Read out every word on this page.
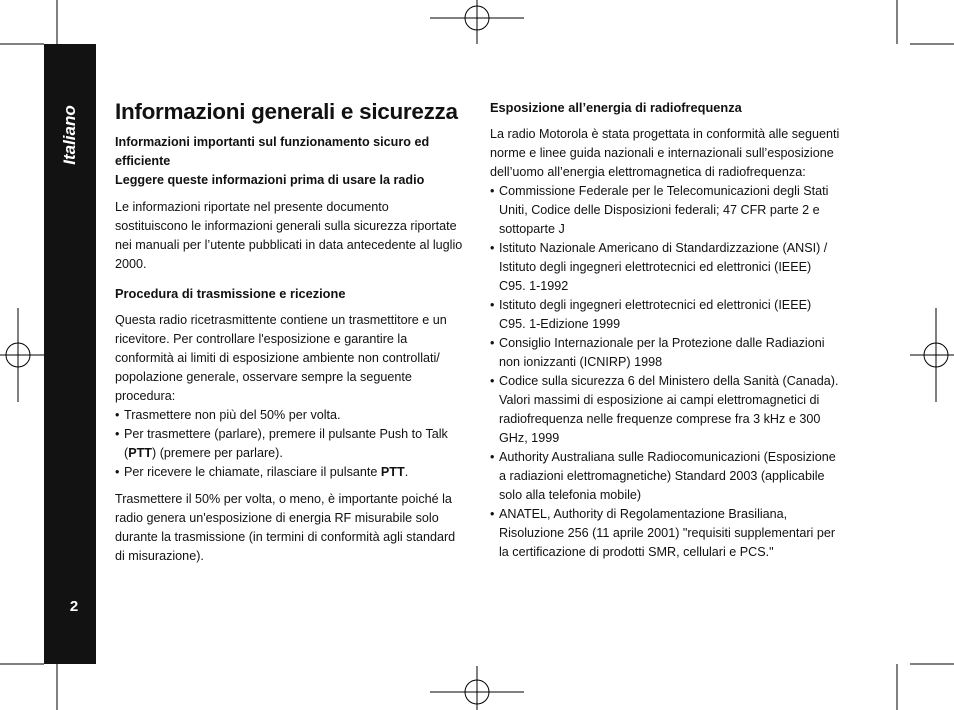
Italiano
2
Informazioni generali e sicurezza
Informazioni importanti sul funzionamento sicuro ed efficiente
Leggere queste informazioni prima di usare la radio

Le informazioni riportate nel presente documento sostituiscono le informazioni generali sulla sicurezza riportate nei manuali per l’utente pubblicati in data antecedente al luglio 2000.

Procedura di trasmissione e ricezione

Questa radio ricetrasmittente contiene un trasmettitore e un ricevitore. Per controllare l'esposizione e garantire la conformità ai limiti di esposizione ambiente non controllati/ popolazione generale, osservare sempre la seguente procedura:

• Trasmettere non più del 50% per volta.
• Per trasmettere (parlare), premere il pulsante Push to Talk (PTT) (premere per parlare).
• Per ricevere le chiamate, rilasciare il pulsante PTT.

Trasmettere il 50% per volta, o meno, è importante poiché la radio genera un'esposizione di energia RF misurabile solo durante la trasmissione (in termini di conformità agli standard di misurazione).

Esposizione all’energia di radiofrequenza

La radio Motorola è stata progettata in conformità alle seguenti norme e linee guida nazionali e internazionali sull’esposizione dell’uomo all’energia elettromagnetica di radiofrequenza:

• Commissione Federale per le Telecomunicazioni degli Stati Uniti, Codice delle Disposizioni federali; 47 CFR parte 2 e sottoparte J
• Istituto Nazionale Americano di Standardizzazione (ANSI) / Istituto degli ingegneri elettrotecnici ed elettronici (IEEE) C95. 1-1992
• Istituto degli ingegneri elettrotecnici ed elettronici (IEEE) C95. 1-Edizione 1999
• Consiglio Internazionale per la Protezione dalle Radiazioni non ionizzanti (ICNIRP) 1998
• Codice sulla sicurezza 6 del Ministero della Sanità (Canada). Valori massimi di esposizione ai campi elettromagnetici di radiofrequenza nelle frequenze comprese fra 3 kHz e 300 GHz, 1999
• Authority Australiana sulle Radiocomunicazioni (Esposizione a radiazioni elettromagnetiche) Standard 2003 (applicabile solo alla telefonia mobile)
• ANATEL, Authority di Regolamentazione Brasiliana, Risoluzione 256 (11 aprile 2001) "requisiti supplementari per la certificazione di prodotti SMR, cellulari e PCS."
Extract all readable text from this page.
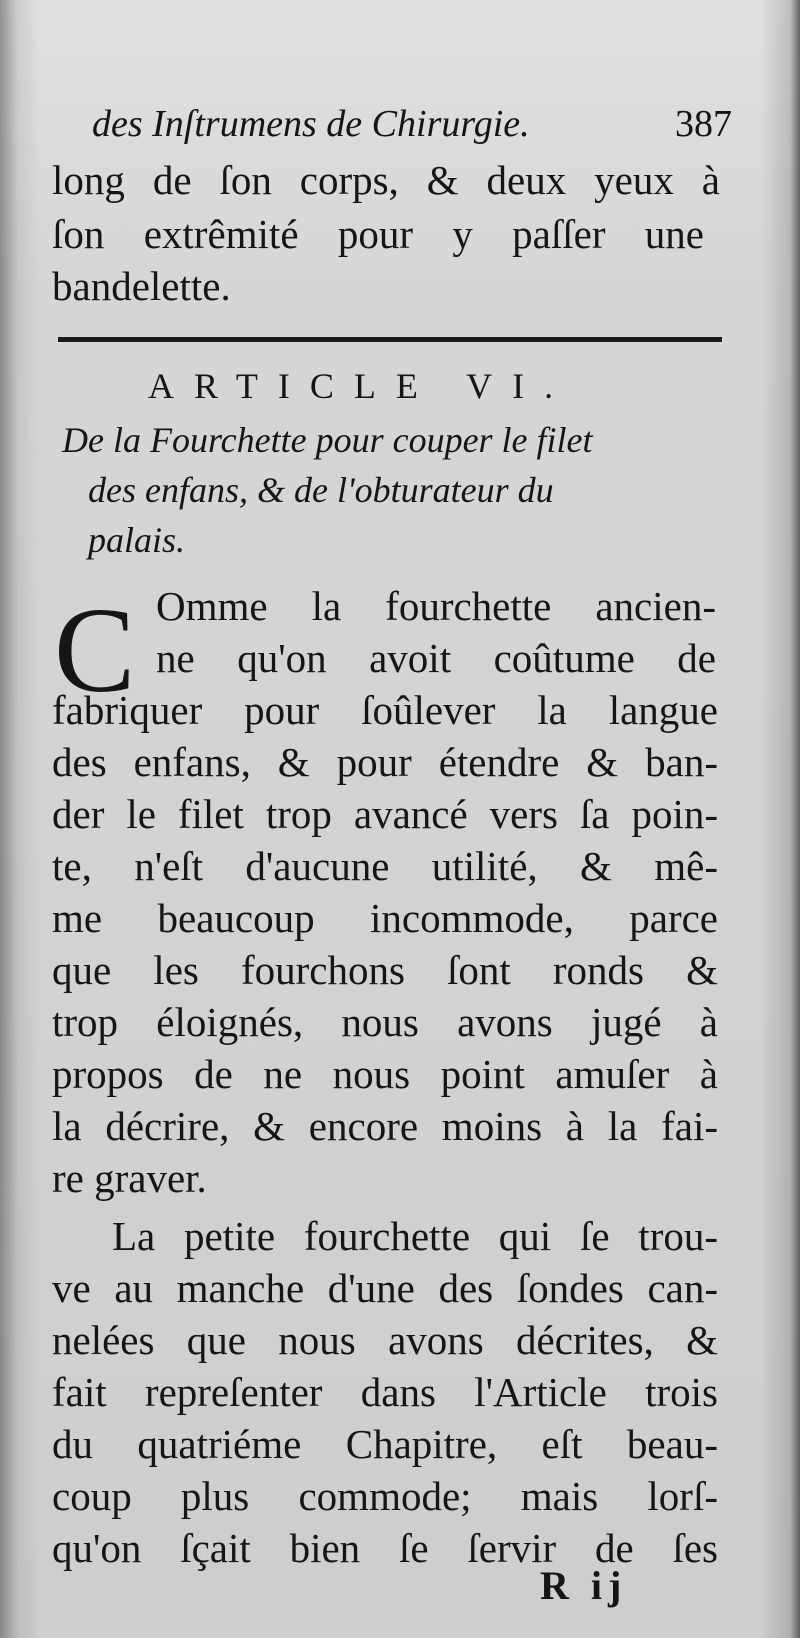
des Inſtrumens de Chirurgie.	387
long de ſon corps, & deux yeux à
ſon extrêmité pour y paſſer une
bandelette.
ARTICLE VI.
De la Fourchette pour couper le filet
des enfans, & de l'obturateur du
palais.
C Omme la fourchette ancien-
ne qu'on avoit coûtume de
fabriquer pour ſoûlever la langue
des enfans, & pour étendre & ban-
der le filet trop avancé vers ſa poin-
te, n'eſt d'aucune utilité, & mê-
me beaucoup incommode, parce
que les fourchons ſont ronds &
trop éloignés, nous avons jugé à
propos de ne nous point amuſer à
la décrire, & encore moins à la fai-
re graver.
La petite fourchette qui ſe trou-
ve au manche d'une des ſondes can-
nelées que nous avons décrites, &
fait repreſenter dans l'Article trois
du quatriéme Chapitre, eſt beau-
coup plus commode; mais lorſ-
qu'on ſçait bien ſe ſervir de ſes
R ij
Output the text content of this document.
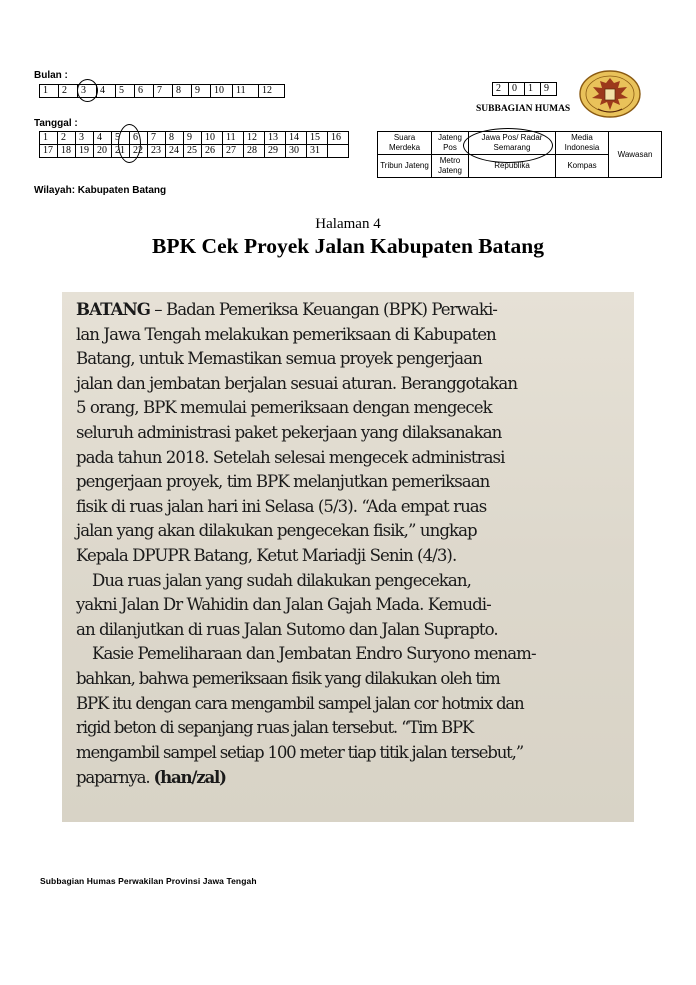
Bulan :
1	2	3	4	5	6	7	8	9	10	11	12	2	0	1	9
SUBBAGIAN HUMAS
Tanggal :
1	2	3	4	5	6	7	8	9	10	11	12	13	14	15	16
17	18	19	20	21	22	23	24	25	26	27	28	29	30	31	
Suara Merdeka	Jateng Pos	Jawa Pos/ Radar Semarang	Media Indonesia	Wawasan
Tribun Jateng	Metro Jateng	Republika	Kompas	
Wilayah: Kabupaten Batang
Halaman 4
BPK Cek Proyek Jalan Kabupaten Batang

BATANG – Badan Pemeriksa Keuangan (BPK) Perwaki-
lan Jawa Tengah melakukan pemeriksaan di Kabupaten
Batang, untuk Memastikan semua proyek pengerjaan
jalan dan jembatan berjalan sesuai aturan. Beranggotakan
5 orang, BPK memulai pemeriksaan dengan mengecek
seluruh administrasi paket pekerjaan yang dilaksanakan
pada tahun 2018. Setelah selesai mengecek administrasi
pengerjaan proyek, tim BPK melanjutkan pemeriksaan
fisik di ruas jalan hari ini Selasa (5/3). “Ada empat ruas
jalan yang akan dilakukan pengecekan fisik,” ungkap
Kepala DPUPR Batang, Ketut Mariadji Senin (4/3).

Dua ruas jalan yang sudah dilakukan pengecekan,
yakni Jalan Dr Wahidin dan Jalan Gajah Mada. Kemudi-
an dilanjutkan di ruas Jalan Sutomo dan Jalan Suprapto.

Kasie Pemeliharaan dan Jembatan Endro Suryono menam-

bahkan, bahwa pemeriksaan fisik yang dilakukan oleh tim
BPK itu dengan cara mengambil sampel jalan cor hotmix dan
rigid beton di sepanjang ruas jalan tersebut. “Tim BPK
mengambil sampel setiap 100 meter tiap titik jalan tersebut,”
paparnya. (han/zal)

Subbagian Humas Perwakilan Provinsi Jawa Tengah
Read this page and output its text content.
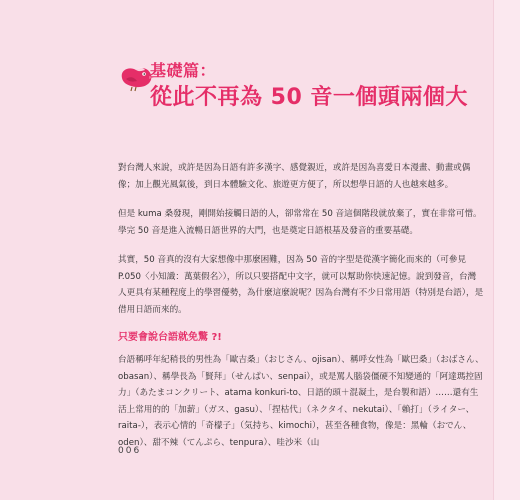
基礎篇：
從此不再為 50 音一個頭兩個大

對台灣人來說，或許是因為日語有許多漢字、感覺親近，或許是因為喜愛日本漫畫、動畫或偶像；加上觀光風氣後，到日本體驗文化、旅遊更方便了，所以想學日語的人也越來越多。

但是 kuma 桑發現，剛開始接觸日語的人，卻常常在 50 音這個階段就放棄了，實在非常可惜。學完 50 音是進入流暢日語世界的大門，也是奠定日語根基及發音的重要基礎。

其實，50 音真的沒有大家想像中那麼困難，因為 50 音的字型是從漢字簡化而來的（可參見 P.050〈小知識：萬葉假名〉），所以只要搭配中文字，就可以幫助你快速記憶。說到發音，台灣人更具有某種程度上的學習優勢，為什麼這麼說呢？因為台灣有不少日常用語（特別是台語），是借用日語而來的。

只要會說台語就免驚 ?!

台語稱呼年紀稍長的男性為「歐吉桑」（おじさん、ojisan）、稱呼女性為「歐巴桑」（おばさん、obasan）、稱學長為「賢拜」（せんぱい、senpai），或是罵人腦袋僵硬不知變通的「阿達瑪控固力」（あたまコンクリート、atama konkuri-to、日語的頭＋混凝土，是台製和語）……還有生活上常用的的「加薪」（ガス、gasu）、「捏枯代」（ネクタイ、nekutai）、「賴打」（ライター、raita-），表示心情的「奇檬子」（気持ち、kimochi），甚至各種食物，像是：黑輪（おでん、oden）、甜不辣（てんぷら、tenpura）、哇沙米（山

006
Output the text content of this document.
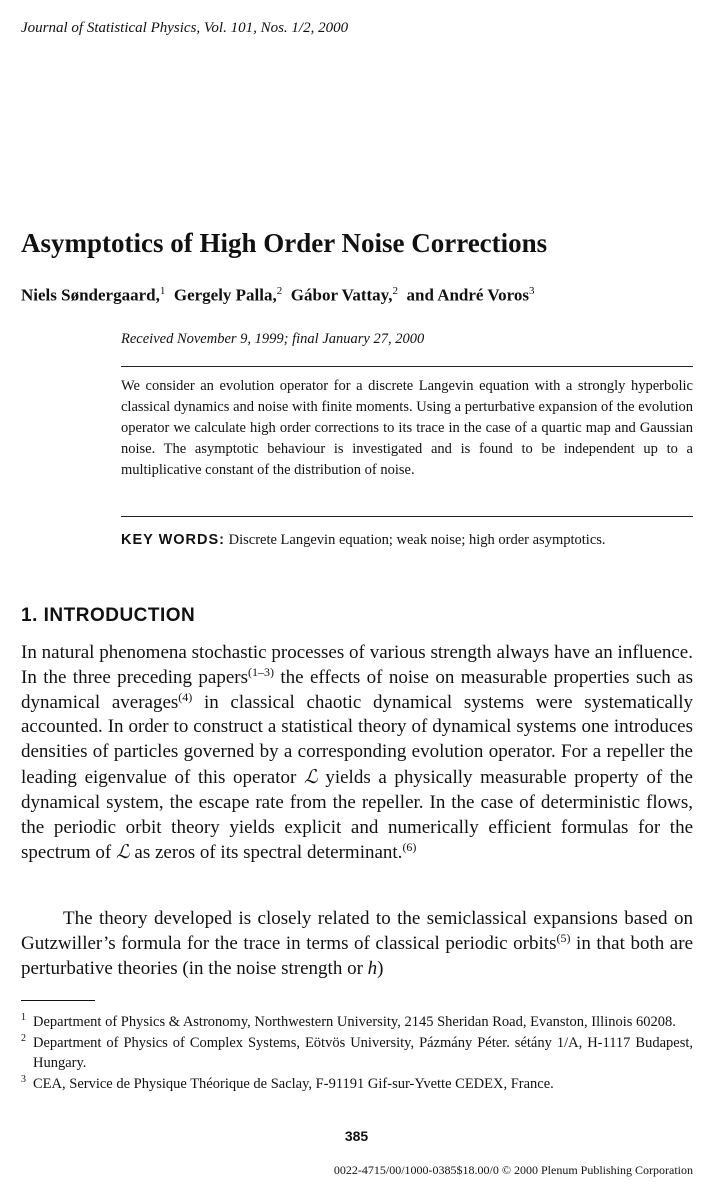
Journal of Statistical Physics, Vol. 101, Nos. 1/2, 2000
Asymptotics of High Order Noise Corrections
Niels Søndergaard,$^1$ Gergely Palla,$^2$ Gábor Vattay,$^2$ and André Voros$^3$
Received November 9, 1999; final January 27, 2000
We consider an evolution operator for a discrete Langevin equation with a strongly hyperbolic classical dynamics and noise with finite moments. Using a perturbative expansion of the evolution operator we calculate high order corrections to its trace in the case of a quartic map and Gaussian noise. The asymptotic behaviour is investigated and is found to be independent up to a multiplicative constant of the distribution of noise.
KEY WORDS: Discrete Langevin equation; weak noise; high order asymptotics.
1. INTRODUCTION

In natural phenomena stochastic processes of various strength always have an influence. In the three preceding papers$^{(1-3)}$ the effects of noise on measurable properties such as dynamical averages$^{(4)}$ in classical chaotic dynamical systems were systematically accounted. In order to construct a statistical theory of dynamical systems one introduces densities of particles governed by a corresponding evolution operator. For a repeller the leading eigenvalue of this operator ℒ yields a physically measurable property of the dynamical system, the escape rate from the repeller. In the case of deterministic flows, the periodic orbit theory yields explicit and numerically efficient formulas for the spectrum of ℒ as zeros of its spectral determinant.$^{(6)}$

The theory developed is closely related to the semiclassical expansions based on Gutzwiller’s formula for the trace in terms of classical periodic orbits$^{(5)}$ in that both are perturbative theories (in the noise strength or h)

1 Department of Physics & Astronomy, Northwestern University, 2145 Sheridan Road, Evanston, Illinois 60208.
2 Department of Physics of Complex Systems, Eötvös University, Pázmány Péter. sétány 1/A, H-1117 Budapest, Hungary.
3 CEA, Service de Physique Théorique de Saclay, F-91191 Gif-sur-Yvette CEDEX, France.
385
0022-4715/00/1000-0385$18.00/0 © 2000 Plenum Publishing Corporation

********

INSTRUCTION ▸ Where a line of the records above holds the word "avons", copy that line.

EXERCISE SOLUTION ▸
trop éloignés, nous avons jugé à
nelées que nous avons décrites, &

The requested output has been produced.